-------- Текст для чтения
Много голого тела, но никакой эротики, тотальное безобразие, фарс, тошнота. Вот уже край, вот уже предел откровенности: голое, голое, видеоэстетика, максимально приближающая съемочный объект к зрителю, распад. Трудный, проблематичный, на грани потери вкуса и смысла, на грани разрушения формы опус. «Предельное чешское», порог. Хитилова, «чешская волна» 60-х в ситуации отмены партийно-государственного контроля. Оказалось, трудное испытание. Оказалось, партийные цензоры — полноправные, достойные соавторы Веры Хитиловой! Невероятно, но факт.
Шванкмайера спасает вот что: беззаветная преданность идеалам сюрреализма, отрицающего всякую ангажированность, тем более политическую. Плюс невероятное трудолюбие, ибо технология Шванкмайера подразумевает кропотливую, изматывающую, конкретную работу — руками и головой. Подразумевают нечто, тотально противостоящее гедонизму. Тяжелая, ответственная мужская работа, изо дня в день. Все — сам, ведь не Спилберг, не Земекис, не в Голливуде. Девчонки-маргаритки мечтали раздеться, похулиганить. В 60-е этого было достаточно, чтобы состоялось нечто: форма, если не содержание. В конце 90-х голые маргаритки не вызывают ничего, кроме глумливого любопытства.
Изгнанные из рая — заговорщики сладострастия.
Когда-то в начальной школе я прочитал на первых страницах неосторожно позабытого взрослыми «Швейка»: «…в камере оказался капрал, который только и делал, что жрал, да еще то, что рифмуется со словом „жрал“». Весьма травматичное впечатление, короткое замыкание, ужас пополам со сладострастным восторгом. Намекнули, пообещали! И такое возможно?! В книге, официально, легитимно, законно?! Может, когда-нибудь — дословно, полную правду? И ведь дождались.
----------------
** Задания **
(1) Перепишите фрагмент текста для чтения, который начинается со слов «Когда-то в начальной» и заканчивается словами «И ведь дождались.», заменив «капрал» на «солдат».
(2) Какую книгу, согласно тексту для чтения, рассказчик читал в начальной школе?
-------- Фрагмент набора данных
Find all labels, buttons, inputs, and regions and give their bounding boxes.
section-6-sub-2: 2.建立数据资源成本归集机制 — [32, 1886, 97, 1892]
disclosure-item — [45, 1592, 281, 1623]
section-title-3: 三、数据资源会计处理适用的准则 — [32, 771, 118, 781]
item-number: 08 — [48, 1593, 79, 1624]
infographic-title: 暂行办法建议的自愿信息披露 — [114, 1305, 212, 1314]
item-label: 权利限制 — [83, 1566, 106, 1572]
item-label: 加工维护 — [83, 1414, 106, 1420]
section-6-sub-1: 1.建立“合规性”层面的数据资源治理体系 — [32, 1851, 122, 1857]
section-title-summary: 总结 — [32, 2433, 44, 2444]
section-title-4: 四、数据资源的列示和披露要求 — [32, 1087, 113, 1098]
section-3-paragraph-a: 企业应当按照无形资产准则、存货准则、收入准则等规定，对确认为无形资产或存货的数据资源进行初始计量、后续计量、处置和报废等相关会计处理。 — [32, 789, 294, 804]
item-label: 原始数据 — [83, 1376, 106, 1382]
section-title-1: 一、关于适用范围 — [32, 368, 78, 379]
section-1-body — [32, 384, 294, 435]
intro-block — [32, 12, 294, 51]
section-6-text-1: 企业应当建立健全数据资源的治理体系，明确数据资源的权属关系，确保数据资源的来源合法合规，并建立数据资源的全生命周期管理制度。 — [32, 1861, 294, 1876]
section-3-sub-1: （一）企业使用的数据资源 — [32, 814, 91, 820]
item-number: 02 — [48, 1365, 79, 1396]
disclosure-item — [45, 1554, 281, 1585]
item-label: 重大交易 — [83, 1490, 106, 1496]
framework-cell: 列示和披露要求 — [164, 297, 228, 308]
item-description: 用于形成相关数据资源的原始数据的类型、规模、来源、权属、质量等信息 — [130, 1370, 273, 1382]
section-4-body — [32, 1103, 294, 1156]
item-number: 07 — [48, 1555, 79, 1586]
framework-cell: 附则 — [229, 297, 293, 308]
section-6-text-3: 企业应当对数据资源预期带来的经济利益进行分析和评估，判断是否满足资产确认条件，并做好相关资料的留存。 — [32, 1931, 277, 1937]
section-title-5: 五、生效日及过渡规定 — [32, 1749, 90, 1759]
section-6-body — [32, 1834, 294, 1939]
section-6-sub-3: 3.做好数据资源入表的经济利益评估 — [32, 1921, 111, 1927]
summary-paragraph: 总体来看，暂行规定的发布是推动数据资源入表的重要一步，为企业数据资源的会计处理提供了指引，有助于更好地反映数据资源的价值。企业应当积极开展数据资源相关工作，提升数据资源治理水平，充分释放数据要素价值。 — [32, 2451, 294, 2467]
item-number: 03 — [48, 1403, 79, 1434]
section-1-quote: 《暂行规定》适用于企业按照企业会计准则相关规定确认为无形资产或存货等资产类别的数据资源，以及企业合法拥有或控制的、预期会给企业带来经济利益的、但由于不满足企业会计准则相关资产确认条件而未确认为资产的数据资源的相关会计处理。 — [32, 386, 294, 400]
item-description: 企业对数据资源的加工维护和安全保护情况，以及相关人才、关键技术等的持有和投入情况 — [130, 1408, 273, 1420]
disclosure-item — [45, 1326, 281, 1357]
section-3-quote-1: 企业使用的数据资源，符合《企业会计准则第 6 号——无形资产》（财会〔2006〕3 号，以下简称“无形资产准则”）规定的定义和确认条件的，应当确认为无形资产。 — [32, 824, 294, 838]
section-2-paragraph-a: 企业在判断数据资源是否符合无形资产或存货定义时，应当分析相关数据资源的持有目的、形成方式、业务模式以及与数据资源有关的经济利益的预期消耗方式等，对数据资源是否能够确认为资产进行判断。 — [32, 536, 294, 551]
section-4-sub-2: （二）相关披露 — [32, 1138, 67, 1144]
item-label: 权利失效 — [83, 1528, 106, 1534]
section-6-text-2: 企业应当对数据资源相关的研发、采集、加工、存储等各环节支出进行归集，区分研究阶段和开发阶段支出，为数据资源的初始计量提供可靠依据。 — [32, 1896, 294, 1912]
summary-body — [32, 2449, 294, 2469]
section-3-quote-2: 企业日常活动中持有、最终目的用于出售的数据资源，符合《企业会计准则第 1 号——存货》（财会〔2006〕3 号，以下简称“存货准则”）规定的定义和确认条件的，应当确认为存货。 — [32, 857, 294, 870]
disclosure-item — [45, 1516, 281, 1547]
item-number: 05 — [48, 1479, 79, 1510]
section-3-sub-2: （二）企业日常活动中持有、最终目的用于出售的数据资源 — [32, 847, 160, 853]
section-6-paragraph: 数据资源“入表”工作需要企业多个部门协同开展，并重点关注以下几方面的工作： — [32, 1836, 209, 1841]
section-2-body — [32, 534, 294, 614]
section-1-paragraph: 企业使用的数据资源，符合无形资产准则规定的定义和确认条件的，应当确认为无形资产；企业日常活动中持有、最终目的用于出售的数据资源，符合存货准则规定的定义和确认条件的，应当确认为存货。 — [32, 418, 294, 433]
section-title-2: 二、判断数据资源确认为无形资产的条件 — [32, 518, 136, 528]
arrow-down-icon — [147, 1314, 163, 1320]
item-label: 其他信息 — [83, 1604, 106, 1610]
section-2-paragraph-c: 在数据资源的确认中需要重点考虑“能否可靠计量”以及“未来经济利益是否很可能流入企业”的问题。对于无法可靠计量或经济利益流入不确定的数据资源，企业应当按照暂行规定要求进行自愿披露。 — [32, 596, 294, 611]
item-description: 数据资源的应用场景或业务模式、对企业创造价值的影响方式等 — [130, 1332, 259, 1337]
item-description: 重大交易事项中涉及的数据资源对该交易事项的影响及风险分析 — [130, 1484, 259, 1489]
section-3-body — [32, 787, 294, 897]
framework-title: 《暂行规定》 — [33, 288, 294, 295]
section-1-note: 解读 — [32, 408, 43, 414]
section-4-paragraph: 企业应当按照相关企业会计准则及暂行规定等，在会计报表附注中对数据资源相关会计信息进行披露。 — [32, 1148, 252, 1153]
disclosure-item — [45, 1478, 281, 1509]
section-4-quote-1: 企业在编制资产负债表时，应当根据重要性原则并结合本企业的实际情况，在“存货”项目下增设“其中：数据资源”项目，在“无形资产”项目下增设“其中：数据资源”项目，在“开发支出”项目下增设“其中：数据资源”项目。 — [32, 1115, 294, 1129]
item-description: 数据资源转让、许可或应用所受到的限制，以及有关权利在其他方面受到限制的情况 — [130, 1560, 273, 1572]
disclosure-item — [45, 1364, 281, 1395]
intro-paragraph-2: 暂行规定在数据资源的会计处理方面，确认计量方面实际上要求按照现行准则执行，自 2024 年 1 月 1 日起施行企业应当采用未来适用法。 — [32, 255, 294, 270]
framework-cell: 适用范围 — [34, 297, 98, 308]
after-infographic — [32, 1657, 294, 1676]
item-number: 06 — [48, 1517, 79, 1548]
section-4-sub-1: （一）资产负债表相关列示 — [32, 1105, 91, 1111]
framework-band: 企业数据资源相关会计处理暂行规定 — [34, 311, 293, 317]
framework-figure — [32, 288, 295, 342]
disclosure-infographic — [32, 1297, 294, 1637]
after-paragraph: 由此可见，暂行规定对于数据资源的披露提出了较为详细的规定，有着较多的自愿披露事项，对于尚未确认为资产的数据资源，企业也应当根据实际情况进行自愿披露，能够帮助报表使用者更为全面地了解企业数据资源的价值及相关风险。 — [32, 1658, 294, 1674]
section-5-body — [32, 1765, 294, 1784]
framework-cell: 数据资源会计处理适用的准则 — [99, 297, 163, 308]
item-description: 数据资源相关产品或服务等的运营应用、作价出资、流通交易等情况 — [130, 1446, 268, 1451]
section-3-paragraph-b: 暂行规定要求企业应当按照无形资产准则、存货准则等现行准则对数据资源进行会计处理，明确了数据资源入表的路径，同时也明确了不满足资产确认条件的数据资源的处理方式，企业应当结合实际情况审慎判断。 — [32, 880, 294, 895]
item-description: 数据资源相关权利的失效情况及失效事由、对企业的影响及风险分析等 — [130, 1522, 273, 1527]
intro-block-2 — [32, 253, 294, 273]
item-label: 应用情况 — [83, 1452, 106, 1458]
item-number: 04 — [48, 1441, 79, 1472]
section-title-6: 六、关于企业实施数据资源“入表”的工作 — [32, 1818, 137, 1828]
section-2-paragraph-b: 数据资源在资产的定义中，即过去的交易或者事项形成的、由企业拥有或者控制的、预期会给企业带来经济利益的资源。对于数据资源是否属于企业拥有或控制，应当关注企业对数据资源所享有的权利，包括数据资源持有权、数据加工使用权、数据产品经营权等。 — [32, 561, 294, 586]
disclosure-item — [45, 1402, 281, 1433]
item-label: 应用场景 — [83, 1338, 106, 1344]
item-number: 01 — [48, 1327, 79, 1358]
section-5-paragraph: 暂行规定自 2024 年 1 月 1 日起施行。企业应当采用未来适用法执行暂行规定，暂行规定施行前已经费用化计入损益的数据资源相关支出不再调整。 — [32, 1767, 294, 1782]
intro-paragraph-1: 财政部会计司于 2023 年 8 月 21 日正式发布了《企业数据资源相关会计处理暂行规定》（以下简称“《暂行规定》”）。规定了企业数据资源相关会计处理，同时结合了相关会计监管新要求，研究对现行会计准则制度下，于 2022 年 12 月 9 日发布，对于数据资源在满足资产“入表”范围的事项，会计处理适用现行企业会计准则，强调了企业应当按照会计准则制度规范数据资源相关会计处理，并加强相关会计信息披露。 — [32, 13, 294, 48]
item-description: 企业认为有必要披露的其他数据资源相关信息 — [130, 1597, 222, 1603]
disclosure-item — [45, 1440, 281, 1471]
----------------
** Ответы по порядку **
(1)
Когда-то в начальной школе я прочитал на первых страницах неосторожно позабытого взрослыми «Швейка»: «…в камере оказался солдат, который только и делал, что жрал, да еще то, что рифмуется со словом „жрал“». Весьма травматичное впечатление, короткое замыкание, ужас пополам со сладострастным восторгом. Намекнули, пообещали! И такое возможно?! В книге, официально, легитимно, законно?! Может, когда-нибудь — дословно, полную правду? И ведь дождались.

(2) Первые страницы «Швейка».